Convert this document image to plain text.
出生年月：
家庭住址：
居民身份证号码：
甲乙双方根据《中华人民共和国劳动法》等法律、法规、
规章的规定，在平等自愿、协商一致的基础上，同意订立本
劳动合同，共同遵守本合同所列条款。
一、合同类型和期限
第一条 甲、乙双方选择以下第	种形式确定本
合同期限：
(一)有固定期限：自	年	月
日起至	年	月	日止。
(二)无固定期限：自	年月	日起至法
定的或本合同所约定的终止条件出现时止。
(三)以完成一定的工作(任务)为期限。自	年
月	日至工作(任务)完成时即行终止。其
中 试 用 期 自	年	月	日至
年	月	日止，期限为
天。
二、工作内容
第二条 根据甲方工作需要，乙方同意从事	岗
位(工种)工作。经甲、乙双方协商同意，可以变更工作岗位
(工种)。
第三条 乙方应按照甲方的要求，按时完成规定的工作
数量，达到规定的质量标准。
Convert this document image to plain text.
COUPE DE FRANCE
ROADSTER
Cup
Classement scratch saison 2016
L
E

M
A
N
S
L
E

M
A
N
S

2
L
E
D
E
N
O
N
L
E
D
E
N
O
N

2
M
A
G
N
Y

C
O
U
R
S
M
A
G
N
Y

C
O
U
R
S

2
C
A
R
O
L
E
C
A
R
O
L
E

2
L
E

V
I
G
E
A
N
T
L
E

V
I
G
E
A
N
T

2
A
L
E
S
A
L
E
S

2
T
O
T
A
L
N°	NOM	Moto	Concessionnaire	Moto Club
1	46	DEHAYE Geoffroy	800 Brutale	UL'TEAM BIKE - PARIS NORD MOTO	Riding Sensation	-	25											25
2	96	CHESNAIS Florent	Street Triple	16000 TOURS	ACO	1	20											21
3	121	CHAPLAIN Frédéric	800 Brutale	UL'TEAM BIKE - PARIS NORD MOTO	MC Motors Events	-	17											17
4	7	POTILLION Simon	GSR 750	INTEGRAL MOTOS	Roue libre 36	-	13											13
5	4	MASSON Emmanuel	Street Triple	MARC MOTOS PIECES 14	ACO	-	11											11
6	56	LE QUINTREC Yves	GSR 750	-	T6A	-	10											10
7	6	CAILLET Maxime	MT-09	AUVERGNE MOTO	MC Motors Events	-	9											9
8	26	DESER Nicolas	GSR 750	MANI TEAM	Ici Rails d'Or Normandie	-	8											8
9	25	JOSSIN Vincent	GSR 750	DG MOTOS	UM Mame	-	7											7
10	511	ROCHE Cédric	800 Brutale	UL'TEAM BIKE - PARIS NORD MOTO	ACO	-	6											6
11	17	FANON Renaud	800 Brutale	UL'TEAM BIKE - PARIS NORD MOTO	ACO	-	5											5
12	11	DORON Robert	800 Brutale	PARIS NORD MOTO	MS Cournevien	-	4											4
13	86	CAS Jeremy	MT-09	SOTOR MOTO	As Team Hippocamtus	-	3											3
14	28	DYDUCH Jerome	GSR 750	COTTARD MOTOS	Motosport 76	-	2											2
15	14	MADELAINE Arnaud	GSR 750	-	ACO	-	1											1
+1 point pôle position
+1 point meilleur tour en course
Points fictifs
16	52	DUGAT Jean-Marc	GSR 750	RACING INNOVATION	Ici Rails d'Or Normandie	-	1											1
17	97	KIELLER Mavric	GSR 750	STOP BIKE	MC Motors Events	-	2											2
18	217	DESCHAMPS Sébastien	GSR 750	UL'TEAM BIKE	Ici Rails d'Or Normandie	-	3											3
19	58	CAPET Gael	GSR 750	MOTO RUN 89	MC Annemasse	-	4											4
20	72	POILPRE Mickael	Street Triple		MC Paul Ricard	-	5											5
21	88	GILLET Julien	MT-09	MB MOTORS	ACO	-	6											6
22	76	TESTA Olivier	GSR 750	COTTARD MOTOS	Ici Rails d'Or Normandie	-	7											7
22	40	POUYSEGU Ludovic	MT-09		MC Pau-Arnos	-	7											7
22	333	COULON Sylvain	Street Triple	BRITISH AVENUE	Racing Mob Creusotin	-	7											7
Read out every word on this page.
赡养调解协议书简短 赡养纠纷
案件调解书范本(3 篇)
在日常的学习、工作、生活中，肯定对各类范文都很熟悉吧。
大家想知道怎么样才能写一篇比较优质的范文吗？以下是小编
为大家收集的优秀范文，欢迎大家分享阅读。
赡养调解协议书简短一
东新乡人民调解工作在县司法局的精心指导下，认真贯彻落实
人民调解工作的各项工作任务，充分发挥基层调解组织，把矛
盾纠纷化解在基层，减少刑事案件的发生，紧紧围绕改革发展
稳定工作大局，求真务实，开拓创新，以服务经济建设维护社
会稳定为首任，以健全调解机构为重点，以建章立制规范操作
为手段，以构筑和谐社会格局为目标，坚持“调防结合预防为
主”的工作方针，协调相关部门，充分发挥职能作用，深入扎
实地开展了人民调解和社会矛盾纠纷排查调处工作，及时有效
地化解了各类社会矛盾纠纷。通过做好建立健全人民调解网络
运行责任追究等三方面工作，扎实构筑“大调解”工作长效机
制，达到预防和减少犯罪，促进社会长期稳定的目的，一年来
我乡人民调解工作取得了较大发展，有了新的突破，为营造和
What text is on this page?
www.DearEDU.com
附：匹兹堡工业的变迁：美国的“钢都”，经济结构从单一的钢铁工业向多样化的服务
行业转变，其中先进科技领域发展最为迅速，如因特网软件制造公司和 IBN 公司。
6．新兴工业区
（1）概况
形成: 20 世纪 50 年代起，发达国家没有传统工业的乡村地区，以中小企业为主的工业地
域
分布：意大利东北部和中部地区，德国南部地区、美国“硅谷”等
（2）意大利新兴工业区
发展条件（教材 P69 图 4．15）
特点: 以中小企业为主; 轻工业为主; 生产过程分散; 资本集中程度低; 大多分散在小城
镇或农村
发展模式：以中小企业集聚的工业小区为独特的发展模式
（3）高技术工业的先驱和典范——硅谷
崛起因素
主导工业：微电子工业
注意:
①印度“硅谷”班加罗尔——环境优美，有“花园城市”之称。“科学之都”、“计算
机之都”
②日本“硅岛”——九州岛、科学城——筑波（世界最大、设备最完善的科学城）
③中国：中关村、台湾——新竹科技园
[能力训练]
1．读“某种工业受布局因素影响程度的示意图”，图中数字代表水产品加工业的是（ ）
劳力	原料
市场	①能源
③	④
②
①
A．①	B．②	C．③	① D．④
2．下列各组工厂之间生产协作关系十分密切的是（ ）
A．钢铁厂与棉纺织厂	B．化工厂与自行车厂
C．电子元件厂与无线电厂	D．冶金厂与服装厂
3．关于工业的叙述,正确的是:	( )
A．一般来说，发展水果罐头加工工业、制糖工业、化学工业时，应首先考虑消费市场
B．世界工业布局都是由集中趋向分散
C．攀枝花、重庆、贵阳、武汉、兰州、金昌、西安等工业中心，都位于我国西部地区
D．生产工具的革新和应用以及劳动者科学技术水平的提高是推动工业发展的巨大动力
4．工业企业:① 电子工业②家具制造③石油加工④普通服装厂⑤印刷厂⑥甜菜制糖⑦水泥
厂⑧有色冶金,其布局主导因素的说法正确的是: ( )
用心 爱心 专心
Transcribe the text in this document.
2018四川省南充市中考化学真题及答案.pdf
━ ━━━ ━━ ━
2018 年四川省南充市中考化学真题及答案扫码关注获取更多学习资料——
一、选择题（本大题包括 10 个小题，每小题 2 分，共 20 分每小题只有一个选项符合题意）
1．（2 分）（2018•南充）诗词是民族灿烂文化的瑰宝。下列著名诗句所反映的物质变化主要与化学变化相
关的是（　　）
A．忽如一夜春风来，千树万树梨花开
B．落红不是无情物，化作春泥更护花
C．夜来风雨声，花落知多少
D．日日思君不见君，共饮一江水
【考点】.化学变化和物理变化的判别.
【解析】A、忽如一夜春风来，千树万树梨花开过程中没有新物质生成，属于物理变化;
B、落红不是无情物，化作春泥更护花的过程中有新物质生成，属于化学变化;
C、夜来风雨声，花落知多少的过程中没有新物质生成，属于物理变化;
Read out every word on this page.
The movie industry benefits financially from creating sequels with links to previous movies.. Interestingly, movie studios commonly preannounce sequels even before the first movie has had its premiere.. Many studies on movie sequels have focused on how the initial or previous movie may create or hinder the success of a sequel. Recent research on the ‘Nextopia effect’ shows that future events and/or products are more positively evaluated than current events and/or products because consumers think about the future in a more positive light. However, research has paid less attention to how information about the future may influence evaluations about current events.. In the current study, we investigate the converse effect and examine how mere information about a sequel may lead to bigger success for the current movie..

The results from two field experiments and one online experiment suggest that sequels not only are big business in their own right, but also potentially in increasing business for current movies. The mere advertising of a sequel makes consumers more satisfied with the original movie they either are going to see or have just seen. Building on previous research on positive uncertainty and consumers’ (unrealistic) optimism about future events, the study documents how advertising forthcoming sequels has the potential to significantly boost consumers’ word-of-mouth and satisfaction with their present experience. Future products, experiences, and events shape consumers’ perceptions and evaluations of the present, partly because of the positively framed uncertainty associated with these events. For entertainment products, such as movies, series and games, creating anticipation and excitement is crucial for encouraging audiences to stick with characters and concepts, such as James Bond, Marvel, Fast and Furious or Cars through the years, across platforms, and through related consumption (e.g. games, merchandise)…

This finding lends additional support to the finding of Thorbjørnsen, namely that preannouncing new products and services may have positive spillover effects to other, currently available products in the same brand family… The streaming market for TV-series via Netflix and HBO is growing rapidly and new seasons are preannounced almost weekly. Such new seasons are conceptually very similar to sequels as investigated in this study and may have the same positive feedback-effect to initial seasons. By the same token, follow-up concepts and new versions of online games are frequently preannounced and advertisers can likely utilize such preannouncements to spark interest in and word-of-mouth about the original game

### SET EXERCISE
From the data above, show each line that contains "research".

### COMPLETED EXERCISE
The movie industry benefits financially from creating sequels with links to previous movies.. Interestingly, movie studios commonly preannounce sequels even before the first movie has had its premiere.. Many studies on movie sequels have focused on how the initial or previous movie may create or hinder the success of a sequel. Recent research on the ‘Nextopia effect’ shows that future events and/or products are more positively evaluated than current events and/or products because consumers think about the future in a more positive light. However, research has paid less attention to how information about the future may influence evaluations about current events.. In the current study, we investigate the converse effect and examine how mere information about a sequel may lead to bigger success for the current movie..
The results from two field experiments and one online experiment suggest that sequels not only are big business in their own right, but also potentially in increasing business for current movies. The mere advertising of a sequel makes consumers more satisfied with the original movie they either are going to see or have just seen. Building on previous research on positive uncertainty and consumers’ (unrealistic) optimism about future events, the study documents how advertising forthcoming sequels has the potential to significantly boost consumers’ word-of-mouth and satisfaction with their present experience. Future products, experiences, and events shape consumers’ perceptions and evaluations of the present, partly because of the positively framed uncertainty associated with these events. For entertainment products, such as movies, series and games, creating anticipation and excitement is crucial for encouraging audiences to stick with characters and concepts, such as James Bond, Marvel, Fast and Furious or Cars through the years, across platforms, and through related consumption (e.g. games, merchandise)…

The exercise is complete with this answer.